**JOB**
Set all the material down again unchanged, without the pictures.

**SOURCE MATERIAL**
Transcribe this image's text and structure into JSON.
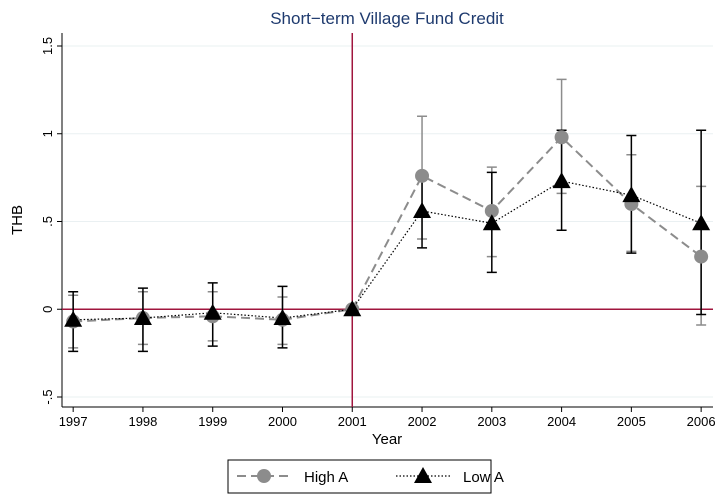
{
  "chart_data": {
    "type": "line",
    "title": "Short−term Village Fund Credit",
    "x_label": "Year",
    "y_label": "THB",
    "x": [
      1997,
      1998,
      1999,
      2000,
      2001,
      2002,
      2003,
      2004,
      2005,
      2006
    ],
    "series": [
      {
        "name": "High A",
        "color": "#8c8c8c",
        "marker": "circle",
        "line": "dashed",
        "values": [
          -0.07,
          -0.05,
          -0.04,
          -0.06,
          0,
          0.76,
          0.56,
          0.98,
          0.6,
          0.3
        ],
        "lower": [
          -0.22,
          -0.2,
          -0.18,
          -0.2,
          0,
          0.4,
          0.3,
          0.66,
          0.33,
          -0.09
        ],
        "upper": [
          0.08,
          0.1,
          0.1,
          0.07,
          0,
          1.1,
          0.81,
          1.31,
          0.88,
          0.7
        ]
      },
      {
        "name": "Low A",
        "color": "#000000",
        "marker": "triangle",
        "line": "dotted",
        "values": [
          -0.06,
          -0.05,
          -0.02,
          -0.05,
          0,
          0.56,
          0.49,
          0.73,
          0.65,
          0.49
        ],
        "lower": [
          -0.24,
          -0.24,
          -0.21,
          -0.22,
          0,
          0.35,
          0.21,
          0.45,
          0.32,
          -0.03
        ],
        "upper": [
          0.1,
          0.12,
          0.15,
          0.13,
          0,
          0.77,
          0.78,
          1.02,
          0.99,
          1.02
        ]
      }
    ],
    "xlim": [
      1996.84,
      2006.17
    ],
    "ylim": [
      -0.557,
      1.574
    ],
    "xticks": [
      1997,
      1998,
      1999,
      2000,
      2001,
      2002,
      2003,
      2004,
      2005,
      2006
    ],
    "yticks": [
      {
        "value": -0.5,
        "label": "-.5"
      },
      0,
      {
        "value": 0.5,
        "label": ".5"
      },
      1,
      1.5
    ],
    "grid": true,
    "xline": 2001,
    "yline": 0,
    "refline_color": "#a0153e",
    "legend": "bottom"
  }
}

**COMPLETE ANSWER**
Transcribe this image's text and structure into JSON.
{
  "chart_data": {
    "type": "line",
    "title": "Short−term Village Fund Credit",
    "x_label": "Year",
    "y_label": "THB",
    "x": [
      1997,
      1998,
      1999,
      2000,
      2001,
      2002,
      2003,
      2004,
      2005,
      2006
    ],
    "series": [
      {
        "name": "High A",
        "color": "#8c8c8c",
        "marker": "circle",
        "line": "dashed",
        "values": [
          -0.07,
          -0.05,
          -0.04,
          -0.06,
          0,
          0.76,
          0.56,
          0.98,
          0.6,
          0.3
        ],
        "lower": [
          -0.22,
          -0.2,
          -0.18,
          -0.2,
          0,
          0.4,
          0.3,
          0.66,
          0.33,
          -0.09
        ],
        "upper": [
          0.08,
          0.1,
          0.1,
          0.07,
          0,
          1.1,
          0.81,
          1.31,
          0.88,
          0.7
        ]
      },
      {
        "name": "Low A",
        "color": "#000000",
        "marker": "triangle",
        "line": "dotted",
        "values": [
          -0.06,
          -0.05,
          -0.02,
          -0.05,
          0,
          0.56,
          0.49,
          0.73,
          0.65,
          0.49
        ],
        "lower": [
          -0.24,
          -0.24,
          -0.21,
          -0.22,
          0,
          0.35,
          0.21,
          0.45,
          0.32,
          -0.03
        ],
        "upper": [
          0.1,
          0.12,
          0.15,
          0.13,
          0,
          0.77,
          0.78,
          1.02,
          0.99,
          1.02
        ]
      }
    ],
    "xlim": [
      1996.84,
      2006.17
    ],
    "ylim": [
      -0.557,
      1.574
    ],
    "xticks": [
      1997,
      1998,
      1999,
      2000,
      2001,
      2002,
      2003,
      2004,
      2005,
      2006
    ],
    "yticks": [
      {
        "value": -0.5,
        "label": "-.5"
      },
      0,
      {
        "value": 0.5,
        "label": ".5"
      },
      1,
      1.5
    ],
    "grid": true,
    "xline": 2001,
    "yline": 0,
    "refline_color": "#a0153e",
    "legend": "bottom"
  }
}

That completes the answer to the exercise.